Trecho fornecido
<<<<
A Polícia Federal deflagrou nesta quinta-feira, 14, a sexta fase da operação Compliance Zero, que culminou na prisão de um agente em atividade e no afastamento de uma delegada. Ambos são suspeitos de manter relações com Daniel Vorcaro, que é o proprietário do Banco Master. Também foi detido Henrique Vorcaro, pai do banqueiro.
Além das prisões, houve busca e apreensão em relação a dois agentes aposentados da corporação. A decisão foi emitida pelo ministro André Mendonça, que atua como relator do caso no Supremo Tribunal Federal (STF).
As investigações revelaram que os quatro agentes teriam sido contratados por Vorcaro para acessar informações privilegiadas de instituições como o Ministério Público Federal e a Polícia Federal, além de órgãos internacionais como o FBI e a Interpol. O objetivo dessas ações era monitorar adversários e interferir nas investigações relacionadas ao caso Master.
>>>>
Lista de tarefas
1. Responda com base no trecho fornecido:
(a) Qual fase da operação Compliance Zero a Polícia Federal deflagrou?
(b) Quem emitiu a decisão, e que função exerce no caso?
(c) Segundo as investigações, qual era o objetivo das ações?
2. Repita tudo o que vai de "A Polícia Federal deflagrou" até "ao caso Master." no trecho fornecido, sem nenhuma alteração.
Não é preciso consultar os dados.

Dados fornecidos
<<<<
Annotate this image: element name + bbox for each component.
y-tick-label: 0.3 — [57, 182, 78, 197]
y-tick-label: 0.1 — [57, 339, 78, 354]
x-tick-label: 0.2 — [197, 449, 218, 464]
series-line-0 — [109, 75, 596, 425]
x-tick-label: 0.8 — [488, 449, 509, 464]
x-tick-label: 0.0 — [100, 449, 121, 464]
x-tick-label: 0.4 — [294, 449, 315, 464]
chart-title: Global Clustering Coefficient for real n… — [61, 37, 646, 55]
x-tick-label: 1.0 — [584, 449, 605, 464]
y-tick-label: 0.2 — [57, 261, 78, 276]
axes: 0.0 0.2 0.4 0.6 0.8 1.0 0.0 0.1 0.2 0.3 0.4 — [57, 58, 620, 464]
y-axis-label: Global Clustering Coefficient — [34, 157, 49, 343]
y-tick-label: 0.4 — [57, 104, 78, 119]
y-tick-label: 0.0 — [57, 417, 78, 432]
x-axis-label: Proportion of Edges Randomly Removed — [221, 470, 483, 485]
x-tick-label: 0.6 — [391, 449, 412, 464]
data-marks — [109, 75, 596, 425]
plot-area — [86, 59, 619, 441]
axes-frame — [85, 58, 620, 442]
>>>>
Respostas
1.
(a) A sexta fase.
(b) O ministro André Mendonça, relator do caso no Supremo Tribunal Federal (STF).
(c) Monitorar adversários e interferir nas investigações relacionadas ao caso Master.

2.
A Polícia Federal deflagrou nesta quinta-feira, 14, a sexta fase da operação Compliance Zero, que culminou na prisão de um agente em atividade e no afastamento de uma delegada. Ambos são suspeitos de manter relações com Daniel Vorcaro, que é o proprietário do Banco Master. Também foi detido Henrique Vorcaro, pai do banqueiro.
Além das prisões, houve busca e apreensão em relação a dois agentes aposentados da corporação. A decisão foi emitida pelo ministro André Mendonça, que atua como relator do caso no Supremo Tribunal Federal (STF).
As investigações revelaram que os quatro agentes teriam sido contratados por Vorcaro para acessar informações privilegiadas de instituições como o Ministério Público Federal e a Polícia Federal, além de órgãos internacionais como o FBI e a Interpol. O objetivo dessas ações era monitorar adversários e interferir nas investigações relacionadas ao caso Master.